__EXERCISE PROMPT__
Reproduce the listing below character for character; drop every image.

** start EXTRACTED RECORDS **

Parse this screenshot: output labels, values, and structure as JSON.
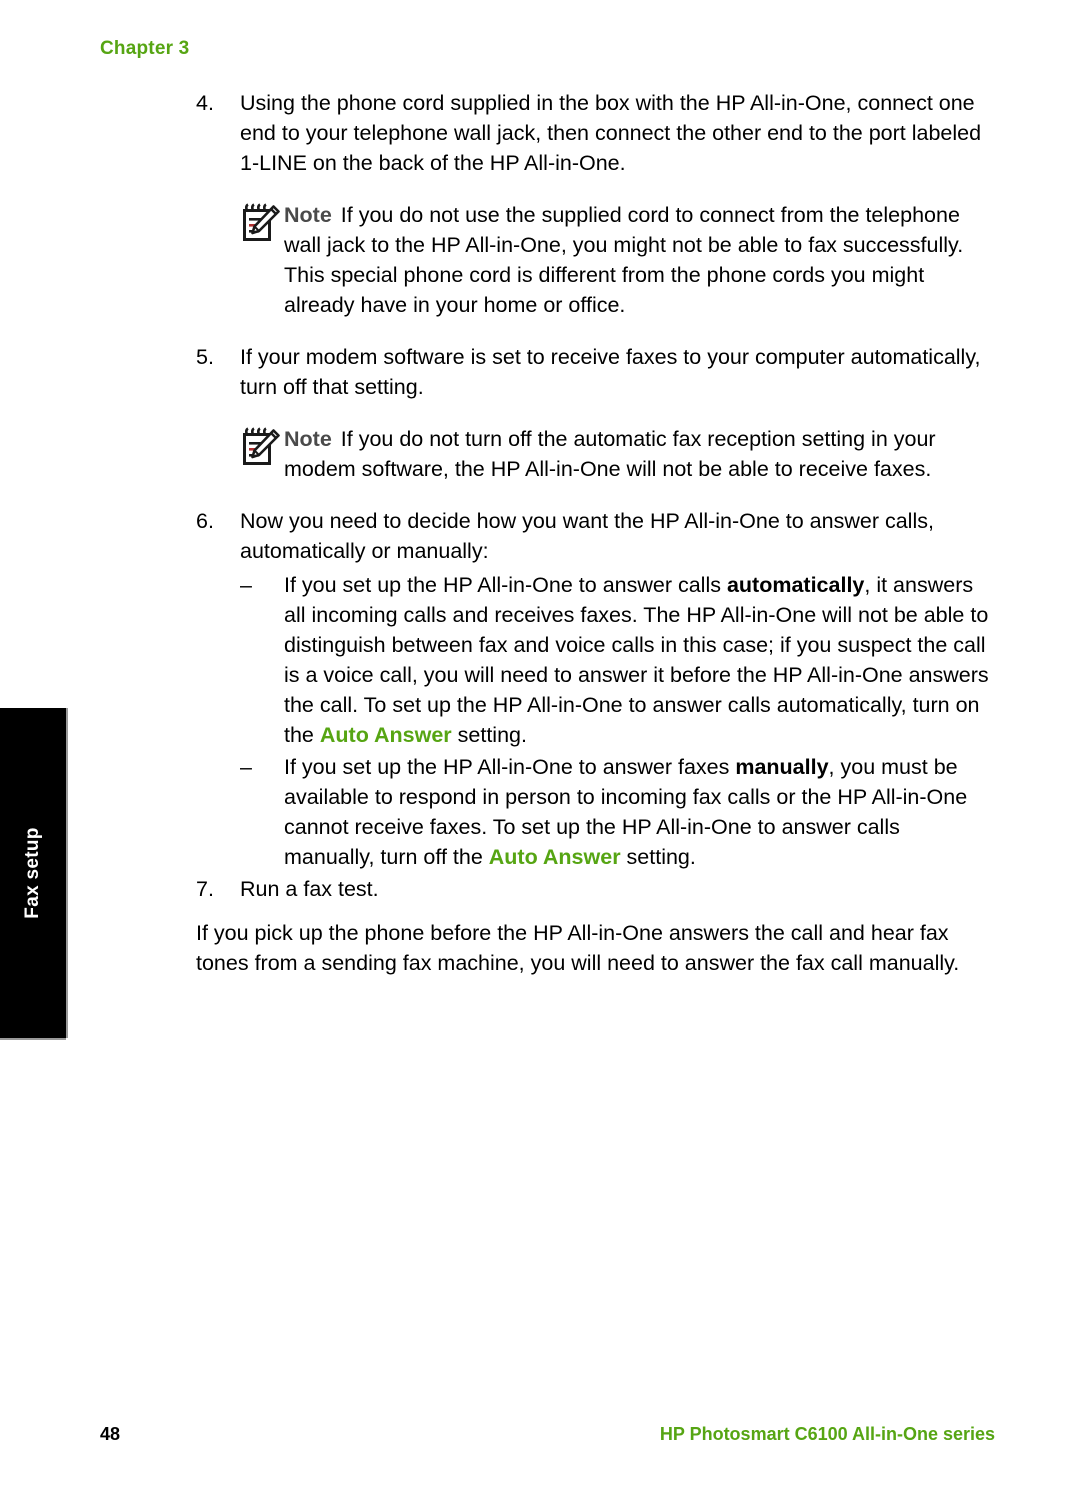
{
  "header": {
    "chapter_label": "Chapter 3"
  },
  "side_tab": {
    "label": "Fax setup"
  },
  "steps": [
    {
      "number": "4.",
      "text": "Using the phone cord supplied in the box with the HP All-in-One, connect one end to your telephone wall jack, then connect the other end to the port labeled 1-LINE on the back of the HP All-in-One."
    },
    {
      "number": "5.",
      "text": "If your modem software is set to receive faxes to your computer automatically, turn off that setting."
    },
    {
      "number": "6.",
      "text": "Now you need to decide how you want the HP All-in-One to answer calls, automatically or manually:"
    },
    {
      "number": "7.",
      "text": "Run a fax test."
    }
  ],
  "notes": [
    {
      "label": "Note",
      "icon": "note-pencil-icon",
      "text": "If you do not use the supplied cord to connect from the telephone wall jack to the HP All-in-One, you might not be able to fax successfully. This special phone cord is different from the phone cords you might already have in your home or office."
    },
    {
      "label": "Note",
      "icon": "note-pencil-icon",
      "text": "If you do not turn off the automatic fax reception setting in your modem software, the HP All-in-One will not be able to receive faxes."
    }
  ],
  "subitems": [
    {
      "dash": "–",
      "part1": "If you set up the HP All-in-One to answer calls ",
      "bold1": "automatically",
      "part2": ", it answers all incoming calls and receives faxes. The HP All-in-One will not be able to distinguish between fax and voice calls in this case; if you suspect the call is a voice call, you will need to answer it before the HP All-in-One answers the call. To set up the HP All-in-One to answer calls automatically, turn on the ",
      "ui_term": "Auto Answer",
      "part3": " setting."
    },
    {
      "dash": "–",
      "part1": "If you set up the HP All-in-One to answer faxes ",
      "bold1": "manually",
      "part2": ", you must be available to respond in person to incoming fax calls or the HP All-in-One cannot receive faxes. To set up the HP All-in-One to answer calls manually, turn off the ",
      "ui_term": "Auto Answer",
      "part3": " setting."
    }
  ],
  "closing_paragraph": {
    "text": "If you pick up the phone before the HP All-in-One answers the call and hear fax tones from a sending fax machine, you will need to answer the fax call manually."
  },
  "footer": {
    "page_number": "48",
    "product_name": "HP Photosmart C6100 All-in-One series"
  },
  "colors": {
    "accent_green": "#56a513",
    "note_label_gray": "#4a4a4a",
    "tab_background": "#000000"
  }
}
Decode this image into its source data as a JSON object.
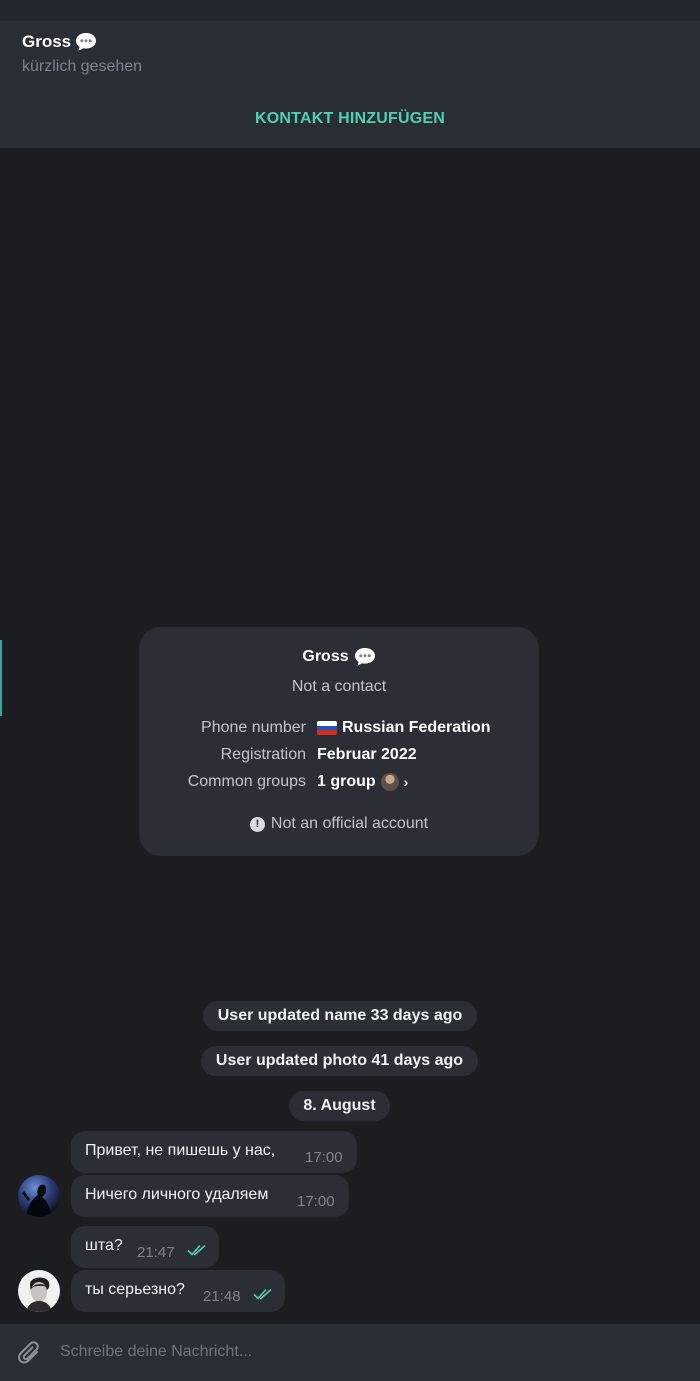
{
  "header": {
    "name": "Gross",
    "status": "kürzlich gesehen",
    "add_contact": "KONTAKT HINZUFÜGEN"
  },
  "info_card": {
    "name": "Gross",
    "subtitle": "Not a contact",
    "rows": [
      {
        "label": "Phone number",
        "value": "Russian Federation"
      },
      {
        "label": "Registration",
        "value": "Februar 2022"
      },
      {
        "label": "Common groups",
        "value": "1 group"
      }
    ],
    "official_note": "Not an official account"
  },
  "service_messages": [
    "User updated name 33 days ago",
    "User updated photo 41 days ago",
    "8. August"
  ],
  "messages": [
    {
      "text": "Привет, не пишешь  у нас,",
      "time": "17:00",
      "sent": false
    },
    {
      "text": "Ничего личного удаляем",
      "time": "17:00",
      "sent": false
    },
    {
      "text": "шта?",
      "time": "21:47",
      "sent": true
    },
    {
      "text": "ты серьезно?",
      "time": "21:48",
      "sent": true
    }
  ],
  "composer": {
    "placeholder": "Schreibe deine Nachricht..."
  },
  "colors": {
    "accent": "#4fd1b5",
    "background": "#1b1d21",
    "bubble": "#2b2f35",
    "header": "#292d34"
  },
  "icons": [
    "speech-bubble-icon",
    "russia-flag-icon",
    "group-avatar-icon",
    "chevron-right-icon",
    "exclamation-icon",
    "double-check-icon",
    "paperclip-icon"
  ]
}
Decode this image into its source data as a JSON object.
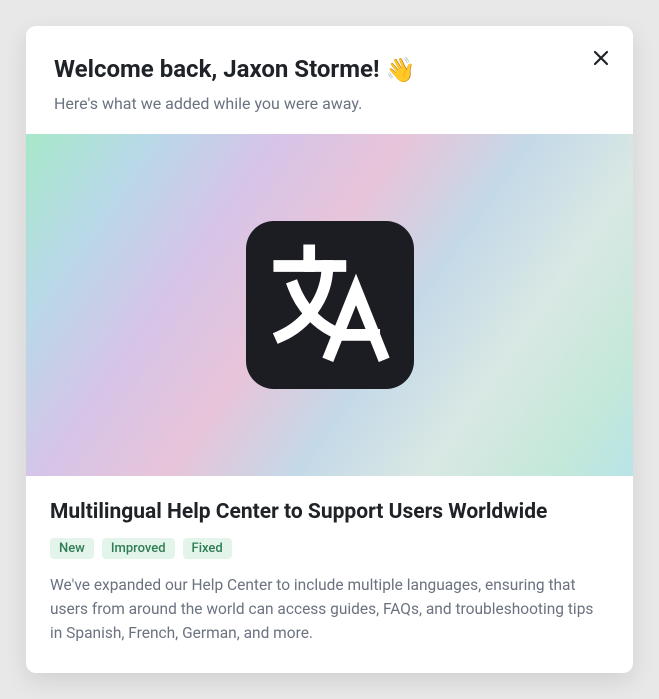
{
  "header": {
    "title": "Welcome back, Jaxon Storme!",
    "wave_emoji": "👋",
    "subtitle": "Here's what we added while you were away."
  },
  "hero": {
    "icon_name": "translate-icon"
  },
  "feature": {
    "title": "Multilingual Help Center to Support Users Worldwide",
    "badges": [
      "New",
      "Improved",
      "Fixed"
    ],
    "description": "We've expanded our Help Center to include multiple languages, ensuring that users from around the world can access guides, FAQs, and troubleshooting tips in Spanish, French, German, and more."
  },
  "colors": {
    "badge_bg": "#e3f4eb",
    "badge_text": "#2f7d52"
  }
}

** end EXTRACTED RECORDS **

__TASK RESULT__
Parse this screenshot: output labels, values, and structure as JSON.
{
  "header": {
    "chapter_label": "Chapter 3"
  },
  "side_tab": {
    "label": "Fax setup"
  },
  "steps": [
    {
      "number": "4.",
      "text": "Using the phone cord supplied in the box with the HP All-in-One, connect one end to your telephone wall jack, then connect the other end to the port labeled 1-LINE on the back of the HP All-in-One."
    },
    {
      "number": "5.",
      "text": "If your modem software is set to receive faxes to your computer automatically, turn off that setting."
    },
    {
      "number": "6.",
      "text": "Now you need to decide how you want the HP All-in-One to answer calls, automatically or manually:"
    },
    {
      "number": "7.",
      "text": "Run a fax test."
    }
  ],
  "notes": [
    {
      "label": "Note",
      "icon": "note-pencil-icon",
      "text": "If you do not use the supplied cord to connect from the telephone wall jack to the HP All-in-One, you might not be able to fax successfully. This special phone cord is different from the phone cords you might already have in your home or office."
    },
    {
      "label": "Note",
      "icon": "note-pencil-icon",
      "text": "If you do not turn off the automatic fax reception setting in your modem software, the HP All-in-One will not be able to receive faxes."
    }
  ],
  "subitems": [
    {
      "dash": "–",
      "part1": "If you set up the HP All-in-One to answer calls ",
      "bold1": "automatically",
      "part2": ", it answers all incoming calls and receives faxes. The HP All-in-One will not be able to distinguish between fax and voice calls in this case; if you suspect the call is a voice call, you will need to answer it before the HP All-in-One answers the call. To set up the HP All-in-One to answer calls automatically, turn on the ",
      "ui_term": "Auto Answer",
      "part3": " setting."
    },
    {
      "dash": "–",
      "part1": "If you set up the HP All-in-One to answer faxes ",
      "bold1": "manually",
      "part2": ", you must be available to respond in person to incoming fax calls or the HP All-in-One cannot receive faxes. To set up the HP All-in-One to answer calls manually, turn off the ",
      "ui_term": "Auto Answer",
      "part3": " setting."
    }
  ],
  "closing_paragraph": {
    "text": "If you pick up the phone before the HP All-in-One answers the call and hear fax tones from a sending fax machine, you will need to answer the fax call manually."
  },
  "footer": {
    "page_number": "48",
    "product_name": "HP Photosmart C6100 All-in-One series"
  },
  "colors": {
    "accent_green": "#56a513",
    "note_label_gray": "#4a4a4a",
    "tab_background": "#000000"
  }
}
Decode this image into its source data as a JSON object.
{
  "header": {
    "name": "Gross",
    "status": "kürzlich gesehen",
    "add_contact": "KONTAKT HINZUFÜGEN"
  },
  "info_card": {
    "name": "Gross",
    "subtitle": "Not a contact",
    "rows": [
      {
        "label": "Phone number",
        "value": "Russian Federation"
      },
      {
        "label": "Registration",
        "value": "Februar 2022"
      },
      {
        "label": "Common groups",
        "value": "1 group"
      }
    ],
    "official_note": "Not an official account"
  },
  "service_messages": [
    "User updated name 33 days ago",
    "User updated photo 41 days ago",
    "8. August"
  ],
  "messages": [
    {
      "text": "Привет, не пишешь  у нас,",
      "time": "17:00",
      "sent": false
    },
    {
      "text": "Ничего личного удаляем",
      "time": "17:00",
      "sent": false
    },
    {
      "text": "шта?",
      "time": "21:47",
      "sent": true
    },
    {
      "text": "ты серьезно?",
      "time": "21:48",
      "sent": true
    }
  ],
  "composer": {
    "placeholder": "Schreibe deine Nachricht..."
  },
  "colors": {
    "accent": "#4fd1b5",
    "background": "#1b1d21",
    "bubble": "#2b2f35",
    "header": "#292d34"
  },
  "icons": [
    "speech-bubble-icon",
    "russia-flag-icon",
    "group-avatar-icon",
    "chevron-right-icon",
    "exclamation-icon",
    "double-check-icon",
    "paperclip-icon"
  ]
}
Decode this image into its source data as a JSON object.
{
  "header": {
    "title": "Welcome back, Jaxon Storme!",
    "wave_emoji": "👋",
    "subtitle": "Here's what we added while you were away."
  },
  "hero": {
    "icon_name": "translate-icon"
  },
  "feature": {
    "title": "Multilingual Help Center to Support Users Worldwide",
    "badges": [
      "New",
      "Improved",
      "Fixed"
    ],
    "description": "We've expanded our Help Center to include multiple languages, ensuring that users from around the world can access guides, FAQs, and troubleshooting tips in Spanish, French, German, and more."
  },
  "colors": {
    "badge_bg": "#e3f4eb",
    "badge_text": "#2f7d52"
  }
}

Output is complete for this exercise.